__INSTRUCTIONS FOR THE TASK__: Pull every line holding the string "però" from the records below.

__SOURCE DATA__:

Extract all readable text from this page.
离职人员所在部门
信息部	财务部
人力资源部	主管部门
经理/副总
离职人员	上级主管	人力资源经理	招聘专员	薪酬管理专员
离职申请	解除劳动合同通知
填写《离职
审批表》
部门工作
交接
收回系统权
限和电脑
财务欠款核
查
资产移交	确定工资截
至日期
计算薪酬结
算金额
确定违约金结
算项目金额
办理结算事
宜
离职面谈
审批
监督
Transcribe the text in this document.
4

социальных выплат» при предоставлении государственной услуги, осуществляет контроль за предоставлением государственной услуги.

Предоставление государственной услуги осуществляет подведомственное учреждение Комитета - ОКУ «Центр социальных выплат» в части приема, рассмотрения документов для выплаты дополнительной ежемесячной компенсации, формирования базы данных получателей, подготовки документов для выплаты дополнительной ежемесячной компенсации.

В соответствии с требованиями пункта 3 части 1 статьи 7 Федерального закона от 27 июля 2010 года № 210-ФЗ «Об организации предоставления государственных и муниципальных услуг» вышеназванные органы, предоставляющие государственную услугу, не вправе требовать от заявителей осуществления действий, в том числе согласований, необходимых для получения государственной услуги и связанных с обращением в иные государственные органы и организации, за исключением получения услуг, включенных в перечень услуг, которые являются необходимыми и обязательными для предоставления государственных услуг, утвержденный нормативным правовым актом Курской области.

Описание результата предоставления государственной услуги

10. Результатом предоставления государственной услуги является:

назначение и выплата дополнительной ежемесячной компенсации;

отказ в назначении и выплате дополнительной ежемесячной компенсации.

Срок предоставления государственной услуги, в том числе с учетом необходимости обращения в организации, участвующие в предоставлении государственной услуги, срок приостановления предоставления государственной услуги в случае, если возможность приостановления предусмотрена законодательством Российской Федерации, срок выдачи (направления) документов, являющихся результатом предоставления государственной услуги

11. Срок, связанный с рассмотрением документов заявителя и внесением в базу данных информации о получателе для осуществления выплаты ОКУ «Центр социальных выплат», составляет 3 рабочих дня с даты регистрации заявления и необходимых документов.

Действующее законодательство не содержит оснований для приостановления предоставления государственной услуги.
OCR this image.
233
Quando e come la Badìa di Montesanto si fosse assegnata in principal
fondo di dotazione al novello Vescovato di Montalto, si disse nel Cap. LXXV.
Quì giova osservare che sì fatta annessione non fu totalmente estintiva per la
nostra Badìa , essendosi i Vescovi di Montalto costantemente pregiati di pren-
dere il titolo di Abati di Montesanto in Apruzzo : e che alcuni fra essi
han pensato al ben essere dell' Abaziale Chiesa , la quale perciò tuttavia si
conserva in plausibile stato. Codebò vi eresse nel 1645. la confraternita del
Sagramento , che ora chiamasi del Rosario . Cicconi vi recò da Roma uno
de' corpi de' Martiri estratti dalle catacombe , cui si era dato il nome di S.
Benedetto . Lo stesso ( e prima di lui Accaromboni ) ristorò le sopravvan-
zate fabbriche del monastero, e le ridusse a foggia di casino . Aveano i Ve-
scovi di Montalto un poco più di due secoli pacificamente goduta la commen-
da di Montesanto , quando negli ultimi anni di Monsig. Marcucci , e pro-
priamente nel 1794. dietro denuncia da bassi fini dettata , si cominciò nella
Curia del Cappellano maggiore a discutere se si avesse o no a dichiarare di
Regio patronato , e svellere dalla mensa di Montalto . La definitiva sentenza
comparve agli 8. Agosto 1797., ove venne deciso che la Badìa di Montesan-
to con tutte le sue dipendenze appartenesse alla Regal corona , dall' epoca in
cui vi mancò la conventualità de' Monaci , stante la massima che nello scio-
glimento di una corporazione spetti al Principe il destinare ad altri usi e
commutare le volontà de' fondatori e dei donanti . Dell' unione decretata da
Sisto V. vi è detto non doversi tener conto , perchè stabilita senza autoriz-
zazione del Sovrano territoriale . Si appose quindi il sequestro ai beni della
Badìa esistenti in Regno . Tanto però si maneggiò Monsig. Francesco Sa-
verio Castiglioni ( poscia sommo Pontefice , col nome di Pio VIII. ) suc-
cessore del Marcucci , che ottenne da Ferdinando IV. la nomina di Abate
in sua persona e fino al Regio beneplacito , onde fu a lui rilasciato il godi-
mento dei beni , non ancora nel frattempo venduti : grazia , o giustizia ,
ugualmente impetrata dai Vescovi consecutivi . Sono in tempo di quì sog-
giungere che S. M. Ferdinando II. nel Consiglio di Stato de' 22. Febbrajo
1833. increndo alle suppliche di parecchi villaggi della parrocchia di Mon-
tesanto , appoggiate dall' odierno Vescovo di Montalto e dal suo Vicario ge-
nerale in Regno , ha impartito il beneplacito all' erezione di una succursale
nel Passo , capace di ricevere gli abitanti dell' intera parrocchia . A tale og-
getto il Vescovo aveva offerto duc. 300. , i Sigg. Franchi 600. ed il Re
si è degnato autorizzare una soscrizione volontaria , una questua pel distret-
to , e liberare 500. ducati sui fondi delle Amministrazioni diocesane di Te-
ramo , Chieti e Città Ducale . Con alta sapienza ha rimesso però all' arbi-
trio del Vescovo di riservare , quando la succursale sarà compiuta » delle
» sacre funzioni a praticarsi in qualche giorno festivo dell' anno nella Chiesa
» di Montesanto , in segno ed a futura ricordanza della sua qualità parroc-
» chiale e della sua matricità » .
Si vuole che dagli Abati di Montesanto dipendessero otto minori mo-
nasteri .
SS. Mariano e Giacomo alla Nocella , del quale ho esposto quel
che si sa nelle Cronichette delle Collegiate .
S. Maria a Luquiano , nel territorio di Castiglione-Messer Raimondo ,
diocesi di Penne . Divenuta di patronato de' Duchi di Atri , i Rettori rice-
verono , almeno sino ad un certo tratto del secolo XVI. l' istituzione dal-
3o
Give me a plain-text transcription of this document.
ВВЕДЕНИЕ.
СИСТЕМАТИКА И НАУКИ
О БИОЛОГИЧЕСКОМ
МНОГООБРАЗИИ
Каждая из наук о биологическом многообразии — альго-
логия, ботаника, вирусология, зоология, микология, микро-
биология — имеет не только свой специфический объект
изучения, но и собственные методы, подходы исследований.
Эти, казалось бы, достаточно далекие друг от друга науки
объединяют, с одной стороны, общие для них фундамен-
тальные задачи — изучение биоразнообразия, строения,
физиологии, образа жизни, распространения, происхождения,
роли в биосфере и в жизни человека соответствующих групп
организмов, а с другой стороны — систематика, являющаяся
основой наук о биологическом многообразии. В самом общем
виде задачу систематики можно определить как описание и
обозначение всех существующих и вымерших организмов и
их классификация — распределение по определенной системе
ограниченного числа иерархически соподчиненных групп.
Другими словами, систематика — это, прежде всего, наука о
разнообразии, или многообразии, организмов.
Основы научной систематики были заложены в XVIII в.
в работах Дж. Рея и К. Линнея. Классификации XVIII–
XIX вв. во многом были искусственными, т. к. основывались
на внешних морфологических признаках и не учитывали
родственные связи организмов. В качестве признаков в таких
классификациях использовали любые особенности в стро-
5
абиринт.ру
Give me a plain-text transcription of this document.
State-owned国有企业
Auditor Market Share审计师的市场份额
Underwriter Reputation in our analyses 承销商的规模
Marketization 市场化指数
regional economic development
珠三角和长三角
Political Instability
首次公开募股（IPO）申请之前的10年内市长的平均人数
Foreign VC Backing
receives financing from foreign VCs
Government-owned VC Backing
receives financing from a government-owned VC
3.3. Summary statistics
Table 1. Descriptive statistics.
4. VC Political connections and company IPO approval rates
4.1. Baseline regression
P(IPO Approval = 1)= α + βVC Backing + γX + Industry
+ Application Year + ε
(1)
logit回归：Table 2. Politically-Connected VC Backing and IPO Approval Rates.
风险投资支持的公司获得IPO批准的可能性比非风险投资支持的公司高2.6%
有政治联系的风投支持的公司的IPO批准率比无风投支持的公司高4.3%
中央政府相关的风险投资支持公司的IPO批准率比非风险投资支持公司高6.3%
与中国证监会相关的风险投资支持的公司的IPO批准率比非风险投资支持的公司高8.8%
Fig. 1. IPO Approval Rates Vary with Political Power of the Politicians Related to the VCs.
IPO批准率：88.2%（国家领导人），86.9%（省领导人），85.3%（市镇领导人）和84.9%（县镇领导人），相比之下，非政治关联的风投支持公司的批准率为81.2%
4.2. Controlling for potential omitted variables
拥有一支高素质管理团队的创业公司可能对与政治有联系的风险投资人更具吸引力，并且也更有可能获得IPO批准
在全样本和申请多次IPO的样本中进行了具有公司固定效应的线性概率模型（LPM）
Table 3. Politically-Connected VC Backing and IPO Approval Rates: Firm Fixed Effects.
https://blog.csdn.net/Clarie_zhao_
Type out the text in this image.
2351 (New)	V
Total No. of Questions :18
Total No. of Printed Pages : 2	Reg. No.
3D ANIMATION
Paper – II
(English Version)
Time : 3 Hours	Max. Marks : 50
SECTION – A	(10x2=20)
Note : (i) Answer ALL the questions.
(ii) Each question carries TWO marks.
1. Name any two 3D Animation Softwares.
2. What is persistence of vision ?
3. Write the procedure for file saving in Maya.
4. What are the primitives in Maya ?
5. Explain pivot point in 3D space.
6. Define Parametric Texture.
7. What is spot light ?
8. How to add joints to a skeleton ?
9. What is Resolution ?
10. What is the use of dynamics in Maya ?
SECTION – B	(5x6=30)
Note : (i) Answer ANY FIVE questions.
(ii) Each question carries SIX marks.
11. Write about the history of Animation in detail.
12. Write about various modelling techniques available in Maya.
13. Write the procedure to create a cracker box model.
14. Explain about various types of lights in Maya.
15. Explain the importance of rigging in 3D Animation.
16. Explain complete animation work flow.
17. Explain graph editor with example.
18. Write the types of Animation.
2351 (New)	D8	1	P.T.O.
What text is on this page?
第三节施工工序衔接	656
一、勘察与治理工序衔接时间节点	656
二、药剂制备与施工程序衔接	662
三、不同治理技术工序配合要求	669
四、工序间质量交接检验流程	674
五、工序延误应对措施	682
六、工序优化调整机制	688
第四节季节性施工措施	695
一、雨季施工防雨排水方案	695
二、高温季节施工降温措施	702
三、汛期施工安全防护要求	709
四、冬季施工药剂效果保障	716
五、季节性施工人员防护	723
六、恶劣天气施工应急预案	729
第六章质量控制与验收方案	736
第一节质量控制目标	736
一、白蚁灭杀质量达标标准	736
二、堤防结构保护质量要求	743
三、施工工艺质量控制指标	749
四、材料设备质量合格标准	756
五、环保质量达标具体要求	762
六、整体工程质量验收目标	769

__THE OUTPUT__:
Badìa esistenti in Regno . Tanto però si maneggiò Monsig. Francesco Sa-
ramo , Chieti e Città Ducale . Con alta sapienza ha rimesso però all' arbi-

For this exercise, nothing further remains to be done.